Aim
Select, from the data, each line where "конце" occurs.

Some records:

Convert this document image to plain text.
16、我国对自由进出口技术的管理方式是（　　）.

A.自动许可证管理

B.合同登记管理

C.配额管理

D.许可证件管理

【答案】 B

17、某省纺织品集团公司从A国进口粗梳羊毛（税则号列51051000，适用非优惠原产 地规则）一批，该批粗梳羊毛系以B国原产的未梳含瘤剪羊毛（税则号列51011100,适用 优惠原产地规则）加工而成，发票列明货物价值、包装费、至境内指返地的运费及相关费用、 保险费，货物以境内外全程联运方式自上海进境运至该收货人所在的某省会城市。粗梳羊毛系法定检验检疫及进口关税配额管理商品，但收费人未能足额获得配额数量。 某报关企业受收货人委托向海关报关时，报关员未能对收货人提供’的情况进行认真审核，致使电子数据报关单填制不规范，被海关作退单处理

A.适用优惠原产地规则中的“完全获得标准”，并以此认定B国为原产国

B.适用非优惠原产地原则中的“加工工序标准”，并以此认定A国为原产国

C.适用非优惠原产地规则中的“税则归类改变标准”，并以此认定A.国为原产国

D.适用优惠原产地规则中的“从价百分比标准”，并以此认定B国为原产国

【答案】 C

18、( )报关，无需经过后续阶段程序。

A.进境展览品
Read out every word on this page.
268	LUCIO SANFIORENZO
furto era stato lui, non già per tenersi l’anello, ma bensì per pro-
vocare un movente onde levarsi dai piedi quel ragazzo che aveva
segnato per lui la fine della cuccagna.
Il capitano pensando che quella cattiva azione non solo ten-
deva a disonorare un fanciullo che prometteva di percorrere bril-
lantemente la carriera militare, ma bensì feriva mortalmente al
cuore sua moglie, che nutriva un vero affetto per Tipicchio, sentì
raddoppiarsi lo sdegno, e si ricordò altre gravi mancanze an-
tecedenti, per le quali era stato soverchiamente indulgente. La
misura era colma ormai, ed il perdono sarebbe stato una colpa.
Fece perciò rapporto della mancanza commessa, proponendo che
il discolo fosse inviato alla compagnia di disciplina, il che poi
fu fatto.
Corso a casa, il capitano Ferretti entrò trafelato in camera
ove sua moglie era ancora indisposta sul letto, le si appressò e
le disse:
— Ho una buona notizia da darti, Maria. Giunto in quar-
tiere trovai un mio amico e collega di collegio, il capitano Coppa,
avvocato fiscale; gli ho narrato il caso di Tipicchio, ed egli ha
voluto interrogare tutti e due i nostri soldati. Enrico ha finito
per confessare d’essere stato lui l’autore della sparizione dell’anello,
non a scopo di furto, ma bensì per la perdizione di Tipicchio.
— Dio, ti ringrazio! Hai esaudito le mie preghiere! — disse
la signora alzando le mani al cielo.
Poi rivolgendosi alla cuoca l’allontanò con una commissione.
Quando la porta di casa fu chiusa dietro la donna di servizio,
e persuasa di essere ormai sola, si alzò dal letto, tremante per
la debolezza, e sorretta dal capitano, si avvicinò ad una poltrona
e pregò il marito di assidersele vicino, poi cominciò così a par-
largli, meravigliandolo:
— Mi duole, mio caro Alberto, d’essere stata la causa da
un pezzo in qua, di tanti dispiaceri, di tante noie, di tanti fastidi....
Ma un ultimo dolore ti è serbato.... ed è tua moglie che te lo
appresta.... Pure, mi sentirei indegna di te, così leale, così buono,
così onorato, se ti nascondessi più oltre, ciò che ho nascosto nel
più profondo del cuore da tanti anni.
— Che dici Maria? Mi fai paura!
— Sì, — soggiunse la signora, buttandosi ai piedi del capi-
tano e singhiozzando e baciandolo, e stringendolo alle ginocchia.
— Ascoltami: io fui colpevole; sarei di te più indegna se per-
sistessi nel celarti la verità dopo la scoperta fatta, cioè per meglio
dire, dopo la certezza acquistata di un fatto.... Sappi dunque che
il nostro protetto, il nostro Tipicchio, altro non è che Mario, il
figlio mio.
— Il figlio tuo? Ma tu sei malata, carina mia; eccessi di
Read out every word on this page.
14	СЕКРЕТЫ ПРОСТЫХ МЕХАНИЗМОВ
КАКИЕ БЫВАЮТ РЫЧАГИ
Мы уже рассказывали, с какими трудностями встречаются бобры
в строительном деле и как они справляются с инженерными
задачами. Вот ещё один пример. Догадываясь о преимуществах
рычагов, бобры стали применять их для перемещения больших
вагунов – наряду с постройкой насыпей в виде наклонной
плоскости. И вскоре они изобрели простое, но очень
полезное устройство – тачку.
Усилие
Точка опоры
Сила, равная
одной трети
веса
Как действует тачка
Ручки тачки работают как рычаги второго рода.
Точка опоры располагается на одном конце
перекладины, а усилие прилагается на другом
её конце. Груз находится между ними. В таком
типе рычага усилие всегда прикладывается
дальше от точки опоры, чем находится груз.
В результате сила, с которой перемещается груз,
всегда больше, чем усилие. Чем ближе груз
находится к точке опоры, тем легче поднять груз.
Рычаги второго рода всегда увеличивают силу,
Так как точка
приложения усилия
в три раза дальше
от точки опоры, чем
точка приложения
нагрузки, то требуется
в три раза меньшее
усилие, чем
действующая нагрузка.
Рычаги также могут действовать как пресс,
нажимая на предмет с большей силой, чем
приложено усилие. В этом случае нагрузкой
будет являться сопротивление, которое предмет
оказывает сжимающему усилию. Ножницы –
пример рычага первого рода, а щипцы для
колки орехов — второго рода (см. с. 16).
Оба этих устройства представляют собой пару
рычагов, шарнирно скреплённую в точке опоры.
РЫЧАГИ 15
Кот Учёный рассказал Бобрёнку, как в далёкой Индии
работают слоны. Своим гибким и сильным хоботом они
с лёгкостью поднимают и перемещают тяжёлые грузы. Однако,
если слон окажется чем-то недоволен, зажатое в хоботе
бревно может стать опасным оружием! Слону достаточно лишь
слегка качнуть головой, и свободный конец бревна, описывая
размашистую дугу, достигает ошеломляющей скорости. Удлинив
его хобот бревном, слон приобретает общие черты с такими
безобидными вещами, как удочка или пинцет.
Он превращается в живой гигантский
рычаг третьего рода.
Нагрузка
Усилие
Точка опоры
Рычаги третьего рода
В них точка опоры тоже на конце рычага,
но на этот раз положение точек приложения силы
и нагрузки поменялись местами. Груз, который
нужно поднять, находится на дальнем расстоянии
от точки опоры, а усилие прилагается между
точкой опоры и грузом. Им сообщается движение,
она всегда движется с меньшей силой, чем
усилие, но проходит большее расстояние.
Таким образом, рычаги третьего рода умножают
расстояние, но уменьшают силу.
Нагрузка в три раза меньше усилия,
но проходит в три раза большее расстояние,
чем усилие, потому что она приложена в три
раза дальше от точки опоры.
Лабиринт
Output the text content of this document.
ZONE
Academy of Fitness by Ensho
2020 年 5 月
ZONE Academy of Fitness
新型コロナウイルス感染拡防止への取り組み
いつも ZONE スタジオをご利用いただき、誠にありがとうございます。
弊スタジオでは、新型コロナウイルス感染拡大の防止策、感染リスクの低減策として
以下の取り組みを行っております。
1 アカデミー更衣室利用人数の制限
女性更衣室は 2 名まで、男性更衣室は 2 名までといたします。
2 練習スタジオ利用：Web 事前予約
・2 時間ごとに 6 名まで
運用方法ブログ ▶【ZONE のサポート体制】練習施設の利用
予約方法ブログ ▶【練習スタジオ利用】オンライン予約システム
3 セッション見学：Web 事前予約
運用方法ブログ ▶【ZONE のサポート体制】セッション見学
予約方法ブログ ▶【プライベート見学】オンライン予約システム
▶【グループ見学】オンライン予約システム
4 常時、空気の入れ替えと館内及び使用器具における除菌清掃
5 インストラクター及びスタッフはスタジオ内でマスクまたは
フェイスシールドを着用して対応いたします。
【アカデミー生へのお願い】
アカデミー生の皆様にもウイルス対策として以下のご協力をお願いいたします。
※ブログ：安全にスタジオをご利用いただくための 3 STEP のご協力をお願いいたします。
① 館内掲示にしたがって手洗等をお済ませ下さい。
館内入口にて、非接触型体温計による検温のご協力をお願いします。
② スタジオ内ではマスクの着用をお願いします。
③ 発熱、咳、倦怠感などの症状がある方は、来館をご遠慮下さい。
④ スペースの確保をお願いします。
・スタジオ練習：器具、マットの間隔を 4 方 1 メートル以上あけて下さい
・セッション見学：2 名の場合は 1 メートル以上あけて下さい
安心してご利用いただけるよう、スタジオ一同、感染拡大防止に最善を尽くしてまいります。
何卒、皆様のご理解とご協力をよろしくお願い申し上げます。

Correct answer
Точка опоры располагается на одном конце
её конце. Груз находится между ними. В таком
В них точка опоры тоже на конце рычага,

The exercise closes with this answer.